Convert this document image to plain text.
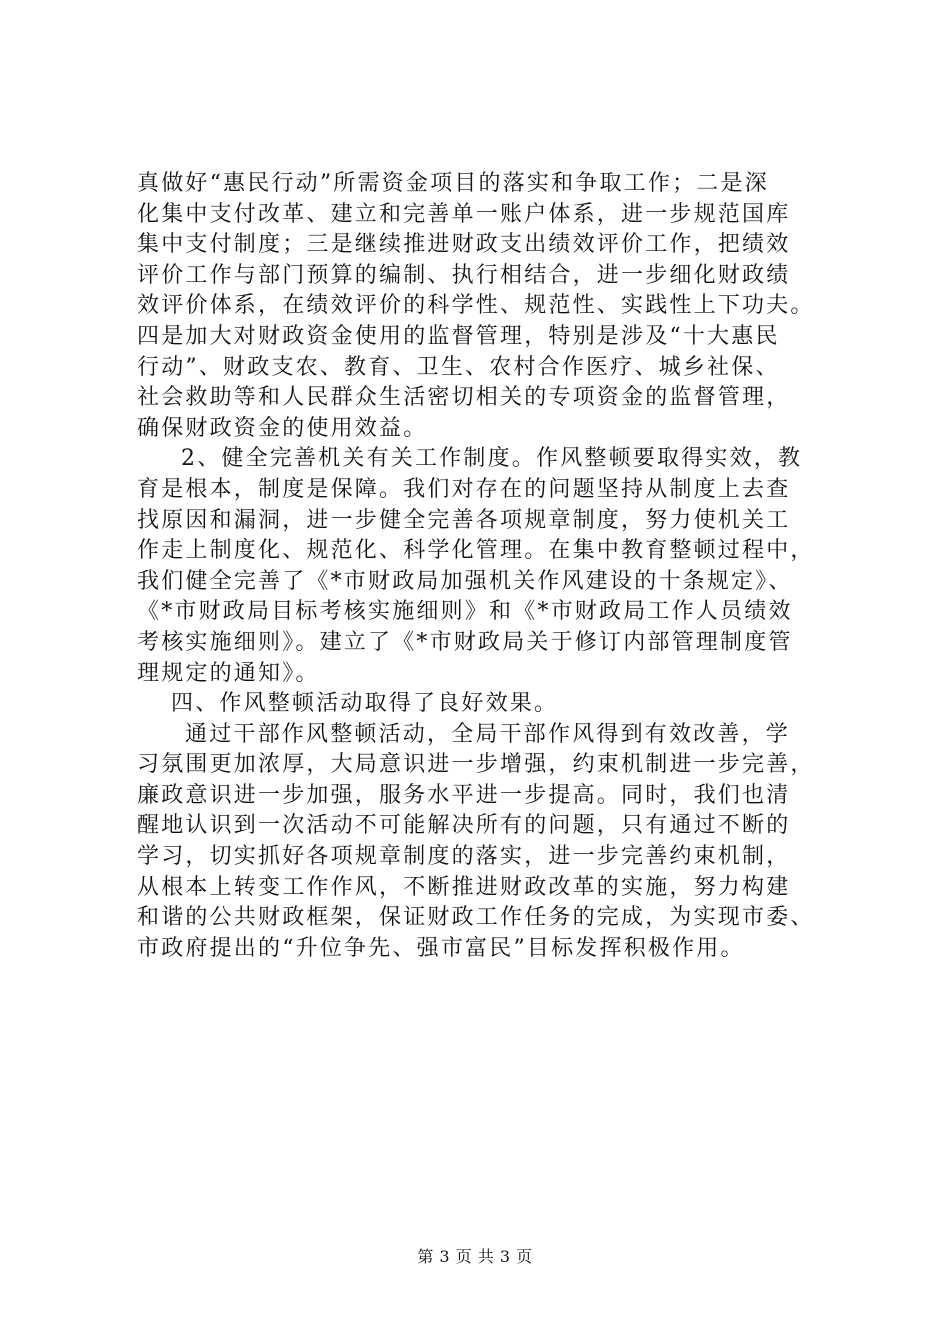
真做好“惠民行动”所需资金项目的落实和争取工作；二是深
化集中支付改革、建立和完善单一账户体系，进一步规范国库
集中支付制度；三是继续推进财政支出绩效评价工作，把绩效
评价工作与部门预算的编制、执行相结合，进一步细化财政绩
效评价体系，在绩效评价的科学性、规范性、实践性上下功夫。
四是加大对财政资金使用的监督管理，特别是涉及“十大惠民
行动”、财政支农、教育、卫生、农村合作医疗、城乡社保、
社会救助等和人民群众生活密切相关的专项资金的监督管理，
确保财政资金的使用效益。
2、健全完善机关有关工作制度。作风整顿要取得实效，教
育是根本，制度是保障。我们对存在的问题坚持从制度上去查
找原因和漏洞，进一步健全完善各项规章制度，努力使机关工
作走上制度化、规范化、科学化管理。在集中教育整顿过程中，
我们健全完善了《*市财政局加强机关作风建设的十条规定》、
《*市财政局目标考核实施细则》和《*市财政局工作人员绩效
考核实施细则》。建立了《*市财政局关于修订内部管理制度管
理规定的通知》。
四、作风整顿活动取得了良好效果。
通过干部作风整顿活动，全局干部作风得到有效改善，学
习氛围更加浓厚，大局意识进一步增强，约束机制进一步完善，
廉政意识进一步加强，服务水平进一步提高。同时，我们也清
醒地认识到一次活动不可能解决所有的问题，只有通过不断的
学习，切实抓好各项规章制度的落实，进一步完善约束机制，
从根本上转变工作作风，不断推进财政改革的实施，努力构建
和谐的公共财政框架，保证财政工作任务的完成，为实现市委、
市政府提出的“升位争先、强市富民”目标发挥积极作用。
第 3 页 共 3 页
============
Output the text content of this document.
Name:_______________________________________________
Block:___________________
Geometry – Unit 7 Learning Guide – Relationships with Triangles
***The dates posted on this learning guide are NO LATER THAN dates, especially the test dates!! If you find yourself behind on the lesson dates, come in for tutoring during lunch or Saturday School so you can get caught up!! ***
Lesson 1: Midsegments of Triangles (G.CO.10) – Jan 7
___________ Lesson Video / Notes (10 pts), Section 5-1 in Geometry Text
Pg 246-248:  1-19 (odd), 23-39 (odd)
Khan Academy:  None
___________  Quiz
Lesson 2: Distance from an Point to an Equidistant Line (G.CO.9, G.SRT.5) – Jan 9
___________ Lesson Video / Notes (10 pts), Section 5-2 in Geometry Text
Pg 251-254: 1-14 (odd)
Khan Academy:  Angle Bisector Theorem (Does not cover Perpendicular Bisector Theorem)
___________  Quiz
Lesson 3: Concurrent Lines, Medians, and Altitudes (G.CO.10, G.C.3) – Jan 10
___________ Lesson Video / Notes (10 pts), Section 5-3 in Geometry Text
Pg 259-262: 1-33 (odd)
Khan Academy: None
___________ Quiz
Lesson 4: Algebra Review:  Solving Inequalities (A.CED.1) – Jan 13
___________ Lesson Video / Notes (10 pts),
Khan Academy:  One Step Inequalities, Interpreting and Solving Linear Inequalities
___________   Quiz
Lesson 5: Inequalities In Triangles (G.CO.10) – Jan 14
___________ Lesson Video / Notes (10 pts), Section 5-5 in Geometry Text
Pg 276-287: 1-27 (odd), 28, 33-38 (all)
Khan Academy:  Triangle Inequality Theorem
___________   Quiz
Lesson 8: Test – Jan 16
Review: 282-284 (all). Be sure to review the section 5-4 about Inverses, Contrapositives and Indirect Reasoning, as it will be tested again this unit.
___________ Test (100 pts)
============
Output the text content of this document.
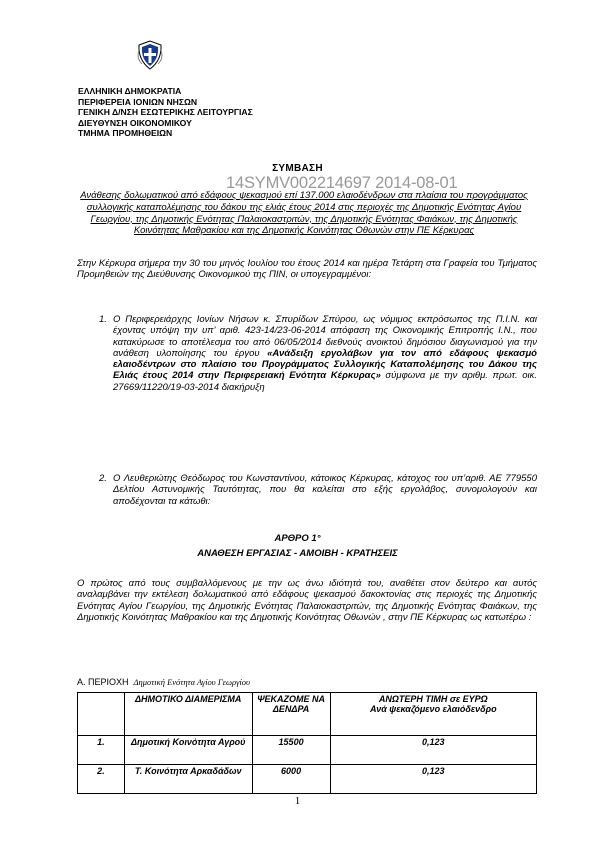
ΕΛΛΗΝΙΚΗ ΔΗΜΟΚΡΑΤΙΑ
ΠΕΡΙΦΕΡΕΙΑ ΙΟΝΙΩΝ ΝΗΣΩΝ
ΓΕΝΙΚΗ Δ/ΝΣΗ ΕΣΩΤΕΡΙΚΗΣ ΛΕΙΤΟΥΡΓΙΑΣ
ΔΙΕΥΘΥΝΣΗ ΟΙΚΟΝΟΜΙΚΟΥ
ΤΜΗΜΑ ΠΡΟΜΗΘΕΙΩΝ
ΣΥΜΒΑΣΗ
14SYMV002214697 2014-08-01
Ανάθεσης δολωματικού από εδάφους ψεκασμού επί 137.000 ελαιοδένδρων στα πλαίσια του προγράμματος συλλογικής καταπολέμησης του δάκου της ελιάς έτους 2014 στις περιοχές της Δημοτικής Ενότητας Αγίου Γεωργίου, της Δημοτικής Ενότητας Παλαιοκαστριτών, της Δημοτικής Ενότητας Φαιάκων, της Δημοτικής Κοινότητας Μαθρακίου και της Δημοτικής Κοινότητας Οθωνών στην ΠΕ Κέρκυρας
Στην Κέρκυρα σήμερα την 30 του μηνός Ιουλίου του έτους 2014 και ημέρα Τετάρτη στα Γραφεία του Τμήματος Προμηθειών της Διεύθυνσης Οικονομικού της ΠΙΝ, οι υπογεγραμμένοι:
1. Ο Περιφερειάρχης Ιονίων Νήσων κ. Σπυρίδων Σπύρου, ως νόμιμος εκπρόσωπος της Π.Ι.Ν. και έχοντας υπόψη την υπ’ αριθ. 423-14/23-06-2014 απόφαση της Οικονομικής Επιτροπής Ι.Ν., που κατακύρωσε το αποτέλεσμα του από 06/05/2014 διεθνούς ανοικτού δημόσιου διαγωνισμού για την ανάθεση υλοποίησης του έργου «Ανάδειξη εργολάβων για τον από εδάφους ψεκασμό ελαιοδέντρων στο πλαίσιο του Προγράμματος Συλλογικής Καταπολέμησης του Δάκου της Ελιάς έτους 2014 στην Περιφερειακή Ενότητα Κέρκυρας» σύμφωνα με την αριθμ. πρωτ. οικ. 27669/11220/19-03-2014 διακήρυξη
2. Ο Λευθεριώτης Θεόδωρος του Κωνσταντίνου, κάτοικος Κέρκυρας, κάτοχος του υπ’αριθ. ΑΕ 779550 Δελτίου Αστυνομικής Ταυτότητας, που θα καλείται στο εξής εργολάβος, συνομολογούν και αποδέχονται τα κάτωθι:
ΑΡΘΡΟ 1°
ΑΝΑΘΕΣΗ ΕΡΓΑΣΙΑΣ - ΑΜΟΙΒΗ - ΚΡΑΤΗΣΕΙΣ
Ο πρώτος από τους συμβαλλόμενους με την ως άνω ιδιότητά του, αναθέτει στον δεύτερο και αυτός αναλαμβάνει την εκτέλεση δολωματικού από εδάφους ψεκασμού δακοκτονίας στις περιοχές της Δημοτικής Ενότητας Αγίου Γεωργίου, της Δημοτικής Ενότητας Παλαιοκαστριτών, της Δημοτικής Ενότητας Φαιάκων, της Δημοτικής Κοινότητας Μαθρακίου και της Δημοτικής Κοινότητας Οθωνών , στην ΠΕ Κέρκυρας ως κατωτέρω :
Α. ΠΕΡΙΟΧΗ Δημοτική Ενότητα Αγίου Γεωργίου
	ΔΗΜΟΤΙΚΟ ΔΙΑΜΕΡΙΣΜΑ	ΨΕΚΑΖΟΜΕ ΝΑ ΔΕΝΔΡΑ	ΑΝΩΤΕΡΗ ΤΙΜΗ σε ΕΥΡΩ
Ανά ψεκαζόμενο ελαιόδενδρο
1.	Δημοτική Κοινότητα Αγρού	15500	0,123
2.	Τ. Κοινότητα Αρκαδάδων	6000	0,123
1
============
- [Task]
Go through the material and select each line with the string "this" in it.

- [Reply to the exercise]
Convert this document image to plain text.
Output the text content of this document.
***The dates posted on this learning guide are NO LATER THAN dates, especially the test dates!! If you find yourself behind on the lesson dates, come in for tutoring during lunch or Saturday School so you can get caught up!! ***
Review: 282-284 (all). Be sure to review the section 5-4 about Inverses, Contrapositives and Indirect Reasoning, as it will be tested again this unit.
Output the text content of this document.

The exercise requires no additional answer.